[Source records]
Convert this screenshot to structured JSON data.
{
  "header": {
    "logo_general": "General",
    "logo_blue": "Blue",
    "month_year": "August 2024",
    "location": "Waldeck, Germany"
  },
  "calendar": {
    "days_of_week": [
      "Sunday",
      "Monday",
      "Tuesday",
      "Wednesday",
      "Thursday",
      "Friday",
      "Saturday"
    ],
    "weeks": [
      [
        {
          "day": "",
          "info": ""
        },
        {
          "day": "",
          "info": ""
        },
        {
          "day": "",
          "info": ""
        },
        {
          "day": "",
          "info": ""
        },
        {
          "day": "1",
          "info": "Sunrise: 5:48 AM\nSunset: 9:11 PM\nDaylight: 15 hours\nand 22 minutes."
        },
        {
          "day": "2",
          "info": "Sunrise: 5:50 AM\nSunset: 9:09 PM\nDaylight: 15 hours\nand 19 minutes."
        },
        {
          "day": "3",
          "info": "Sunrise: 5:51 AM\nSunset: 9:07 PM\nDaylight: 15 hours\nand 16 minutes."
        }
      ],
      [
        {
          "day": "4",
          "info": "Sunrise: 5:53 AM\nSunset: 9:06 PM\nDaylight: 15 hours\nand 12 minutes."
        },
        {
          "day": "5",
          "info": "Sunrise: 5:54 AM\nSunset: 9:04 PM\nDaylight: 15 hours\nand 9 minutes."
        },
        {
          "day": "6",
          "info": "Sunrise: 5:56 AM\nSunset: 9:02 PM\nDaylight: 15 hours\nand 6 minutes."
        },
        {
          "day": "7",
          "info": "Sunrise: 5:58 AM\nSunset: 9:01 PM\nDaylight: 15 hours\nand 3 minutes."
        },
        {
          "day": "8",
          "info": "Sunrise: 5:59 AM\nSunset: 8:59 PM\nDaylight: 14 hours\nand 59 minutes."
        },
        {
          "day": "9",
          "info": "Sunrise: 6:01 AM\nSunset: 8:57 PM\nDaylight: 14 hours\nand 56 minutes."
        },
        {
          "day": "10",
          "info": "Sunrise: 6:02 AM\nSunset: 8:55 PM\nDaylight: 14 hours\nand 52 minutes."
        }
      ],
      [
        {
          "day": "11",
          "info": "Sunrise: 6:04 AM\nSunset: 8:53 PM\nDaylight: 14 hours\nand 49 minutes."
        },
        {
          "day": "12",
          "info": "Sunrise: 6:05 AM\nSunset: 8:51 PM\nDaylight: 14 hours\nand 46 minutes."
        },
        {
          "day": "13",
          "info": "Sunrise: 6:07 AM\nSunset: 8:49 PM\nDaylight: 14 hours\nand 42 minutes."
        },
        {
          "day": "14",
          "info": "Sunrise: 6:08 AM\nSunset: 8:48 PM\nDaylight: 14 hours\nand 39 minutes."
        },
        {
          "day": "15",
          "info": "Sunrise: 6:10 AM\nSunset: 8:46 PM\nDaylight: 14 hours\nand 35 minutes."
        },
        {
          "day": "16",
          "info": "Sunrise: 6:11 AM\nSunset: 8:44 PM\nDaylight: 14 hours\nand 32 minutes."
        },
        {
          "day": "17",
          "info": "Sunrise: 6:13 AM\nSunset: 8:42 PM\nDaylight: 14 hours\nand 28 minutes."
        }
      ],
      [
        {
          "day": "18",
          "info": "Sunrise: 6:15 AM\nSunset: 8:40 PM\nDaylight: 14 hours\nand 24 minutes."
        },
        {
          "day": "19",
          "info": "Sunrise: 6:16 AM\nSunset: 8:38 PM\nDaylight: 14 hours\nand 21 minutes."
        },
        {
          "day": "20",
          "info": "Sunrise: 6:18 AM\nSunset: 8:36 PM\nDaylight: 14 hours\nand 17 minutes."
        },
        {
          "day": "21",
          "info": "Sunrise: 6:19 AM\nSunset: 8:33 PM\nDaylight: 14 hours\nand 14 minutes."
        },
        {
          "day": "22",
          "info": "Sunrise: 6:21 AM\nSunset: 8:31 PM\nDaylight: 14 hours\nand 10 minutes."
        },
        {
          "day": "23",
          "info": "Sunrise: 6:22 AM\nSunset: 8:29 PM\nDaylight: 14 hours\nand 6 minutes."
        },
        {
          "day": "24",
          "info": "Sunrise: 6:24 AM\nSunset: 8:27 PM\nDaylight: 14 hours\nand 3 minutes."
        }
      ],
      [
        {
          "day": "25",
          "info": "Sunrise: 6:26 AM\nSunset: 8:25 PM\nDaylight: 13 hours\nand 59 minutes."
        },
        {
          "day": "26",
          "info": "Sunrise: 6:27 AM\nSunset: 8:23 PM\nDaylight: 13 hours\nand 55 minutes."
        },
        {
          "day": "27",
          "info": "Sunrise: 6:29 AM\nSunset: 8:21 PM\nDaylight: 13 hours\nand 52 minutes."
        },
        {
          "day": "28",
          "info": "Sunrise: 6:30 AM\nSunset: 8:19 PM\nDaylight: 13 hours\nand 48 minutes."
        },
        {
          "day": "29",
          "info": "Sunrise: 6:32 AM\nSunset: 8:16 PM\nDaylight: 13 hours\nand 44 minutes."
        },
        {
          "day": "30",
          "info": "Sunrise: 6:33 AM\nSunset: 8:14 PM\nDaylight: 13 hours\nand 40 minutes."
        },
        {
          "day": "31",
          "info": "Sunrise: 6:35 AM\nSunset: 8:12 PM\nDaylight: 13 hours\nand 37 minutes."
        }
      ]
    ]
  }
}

TASK :: Write out every record, exactly as written.

WRITTEN RESPONSE ::
Convert this screenshot to structured JSON data.
{
  "header": {
    "logo_general": "General",
    "logo_blue": "Blue",
    "month_year": "August 2024",
    "location": "Waldeck, Germany"
  },
  "calendar": {
    "days_of_week": [
      "Sunday",
      "Monday",
      "Tuesday",
      "Wednesday",
      "Thursday",
      "Friday",
      "Saturday"
    ],
    "weeks": [
      [
        {
          "day": "",
          "info": ""
        },
        {
          "day": "",
          "info": ""
        },
        {
          "day": "",
          "info": ""
        },
        {
          "day": "",
          "info": ""
        },
        {
          "day": "1",
          "info": "Sunrise: 5:48 AM\nSunset: 9:11 PM\nDaylight: 15 hours\nand 22 minutes."
        },
        {
          "day": "2",
          "info": "Sunrise: 5:50 AM\nSunset: 9:09 PM\nDaylight: 15 hours\nand 19 minutes."
        },
        {
          "day": "3",
          "info": "Sunrise: 5:51 AM\nSunset: 9:07 PM\nDaylight: 15 hours\nand 16 minutes."
        }
      ],
      [
        {
          "day": "4",
          "info": "Sunrise: 5:53 AM\nSunset: 9:06 PM\nDaylight: 15 hours\nand 12 minutes."
        },
        {
          "day": "5",
          "info": "Sunrise: 5:54 AM\nSunset: 9:04 PM\nDaylight: 15 hours\nand 9 minutes."
        },
        {
          "day": "6",
          "info": "Sunrise: 5:56 AM\nSunset: 9:02 PM\nDaylight: 15 hours\nand 6 minutes."
        },
        {
          "day": "7",
          "info": "Sunrise: 5:58 AM\nSunset: 9:01 PM\nDaylight: 15 hours\nand 3 minutes."
        },
        {
          "day": "8",
          "info": "Sunrise: 5:59 AM\nSunset: 8:59 PM\nDaylight: 14 hours\nand 59 minutes."
        },
        {
          "day": "9",
          "info": "Sunrise: 6:01 AM\nSunset: 8:57 PM\nDaylight: 14 hours\nand 56 minutes."
        },
        {
          "day": "10",
          "info": "Sunrise: 6:02 AM\nSunset: 8:55 PM\nDaylight: 14 hours\nand 52 minutes."
        }
      ],
      [
        {
          "day": "11",
          "info": "Sunrise: 6:04 AM\nSunset: 8:53 PM\nDaylight: 14 hours\nand 49 minutes."
        },
        {
          "day": "12",
          "info": "Sunrise: 6:05 AM\nSunset: 8:51 PM\nDaylight: 14 hours\nand 46 minutes."
        },
        {
          "day": "13",
          "info": "Sunrise: 6:07 AM\nSunset: 8:49 PM\nDaylight: 14 hours\nand 42 minutes."
        },
        {
          "day": "14",
          "info": "Sunrise: 6:08 AM\nSunset: 8:48 PM\nDaylight: 14 hours\nand 39 minutes."
        },
        {
          "day": "15",
          "info": "Sunrise: 6:10 AM\nSunset: 8:46 PM\nDaylight: 14 hours\nand 35 minutes."
        },
        {
          "day": "16",
          "info": "Sunrise: 6:11 AM\nSunset: 8:44 PM\nDaylight: 14 hours\nand 32 minutes."
        },
        {
          "day": "17",
          "info": "Sunrise: 6:13 AM\nSunset: 8:42 PM\nDaylight: 14 hours\nand 28 minutes."
        }
      ],
      [
        {
          "day": "18",
          "info": "Sunrise: 6:15 AM\nSunset: 8:40 PM\nDaylight: 14 hours\nand 24 minutes."
        },
        {
          "day": "19",
          "info": "Sunrise: 6:16 AM\nSunset: 8:38 PM\nDaylight: 14 hours\nand 21 minutes."
        },
        {
          "day": "20",
          "info": "Sunrise: 6:18 AM\nSunset: 8:36 PM\nDaylight: 14 hours\nand 17 minutes."
        },
        {
          "day": "21",
          "info": "Sunrise: 6:19 AM\nSunset: 8:33 PM\nDaylight: 14 hours\nand 14 minutes."
        },
        {
          "day": "22",
          "info": "Sunrise: 6:21 AM\nSunset: 8:31 PM\nDaylight: 14 hours\nand 10 minutes."
        },
        {
          "day": "23",
          "info": "Sunrise: 6:22 AM\nSunset: 8:29 PM\nDaylight: 14 hours\nand 6 minutes."
        },
        {
          "day": "24",
          "info": "Sunrise: 6:24 AM\nSunset: 8:27 PM\nDaylight: 14 hours\nand 3 minutes."
        }
      ],
      [
        {
          "day": "25",
          "info": "Sunrise: 6:26 AM\nSunset: 8:25 PM\nDaylight: 13 hours\nand 59 minutes."
        },
        {
          "day": "26",
          "info": "Sunrise: 6:27 AM\nSunset: 8:23 PM\nDaylight: 13 hours\nand 55 minutes."
        },
        {
          "day": "27",
          "info": "Sunrise: 6:29 AM\nSunset: 8:21 PM\nDaylight: 13 hours\nand 52 minutes."
        },
        {
          "day": "28",
          "info": "Sunrise: 6:30 AM\nSunset: 8:19 PM\nDaylight: 13 hours\nand 48 minutes."
        },
        {
          "day": "29",
          "info": "Sunrise: 6:32 AM\nSunset: 8:16 PM\nDaylight: 13 hours\nand 44 minutes."
        },
        {
          "day": "30",
          "info": "Sunrise: 6:33 AM\nSunset: 8:14 PM\nDaylight: 13 hours\nand 40 minutes."
        },
        {
          "day": "31",
          "info": "Sunrise: 6:35 AM\nSunset: 8:12 PM\nDaylight: 13 hours\nand 37 minutes."
        }
      ]
    ]
  }
}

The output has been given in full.